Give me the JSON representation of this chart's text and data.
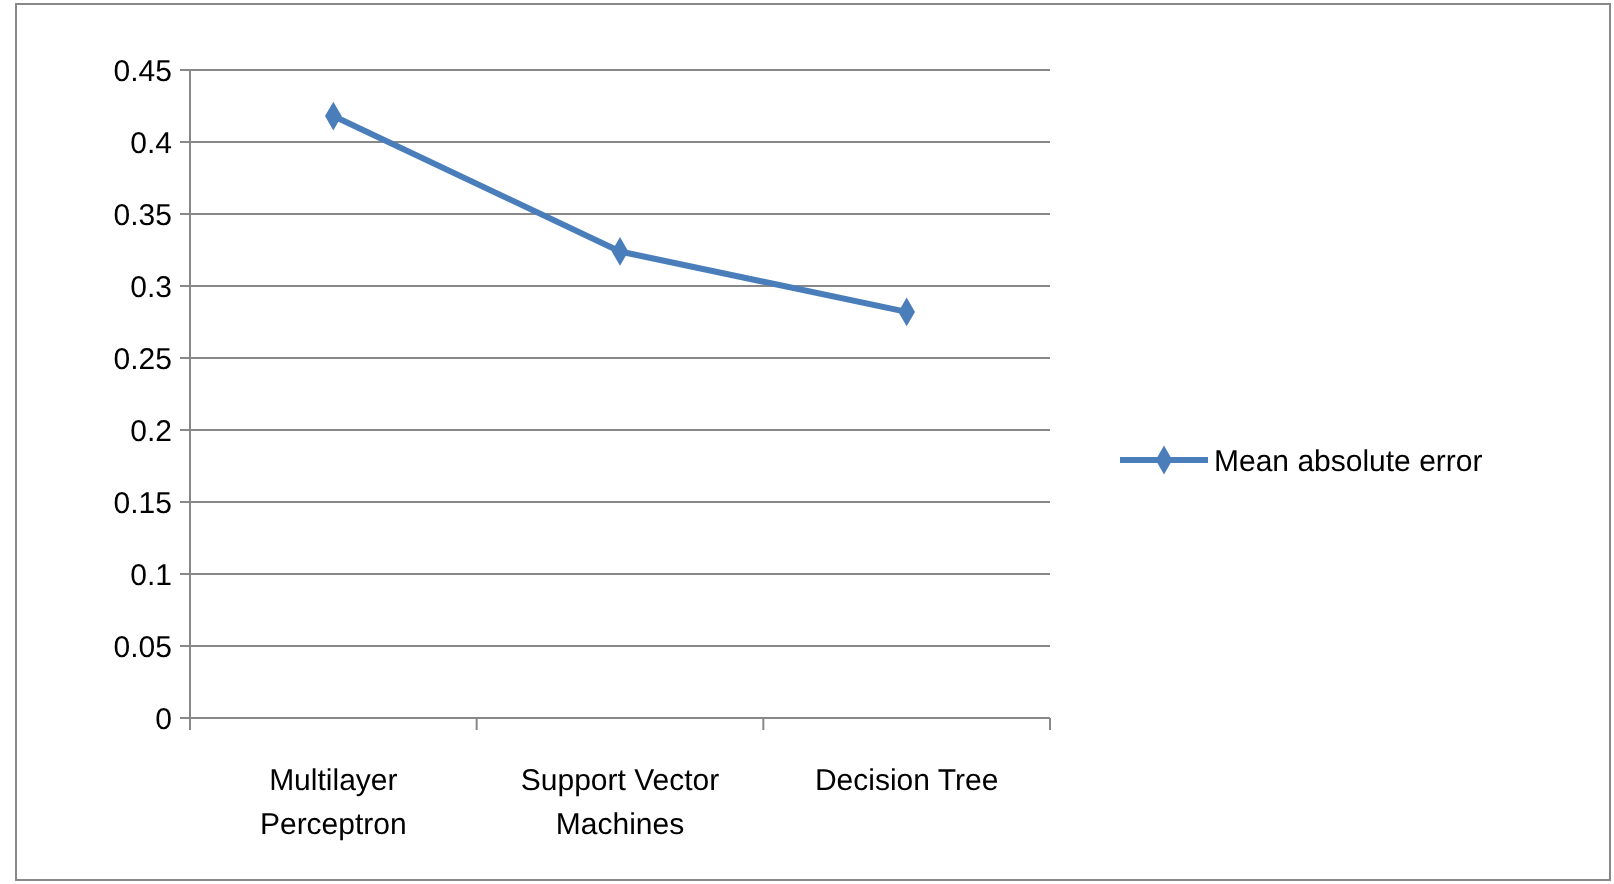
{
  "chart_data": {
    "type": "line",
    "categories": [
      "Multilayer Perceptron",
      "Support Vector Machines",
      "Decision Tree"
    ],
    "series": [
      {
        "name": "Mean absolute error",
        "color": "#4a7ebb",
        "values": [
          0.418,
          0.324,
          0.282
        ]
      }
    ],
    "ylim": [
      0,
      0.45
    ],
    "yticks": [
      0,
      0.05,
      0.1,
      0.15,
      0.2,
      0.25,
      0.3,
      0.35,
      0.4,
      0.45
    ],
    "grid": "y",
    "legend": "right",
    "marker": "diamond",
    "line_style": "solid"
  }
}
• • • •
Work to be completed:
Print all of the entries word for word. Omit the pictures they contain.

Final result:
Give me the JSON representation of this chart's text and data.
{
  "chart_data": {
    "type": "line",
    "categories": [
      "Multilayer Perceptron",
      "Support Vector Machines",
      "Decision Tree"
    ],
    "series": [
      {
        "name": "Mean absolute error",
        "color": "#4a7ebb",
        "values": [
          0.418,
          0.324,
          0.282
        ]
      }
    ],
    "ylim": [
      0,
      0.45
    ],
    "yticks": [
      0,
      0.05,
      0.1,
      0.15,
      0.2,
      0.25,
      0.3,
      0.35,
      0.4,
      0.45
    ],
    "grid": "y",
    "legend": "right",
    "marker": "diamond",
    "line_style": "solid"
  }
}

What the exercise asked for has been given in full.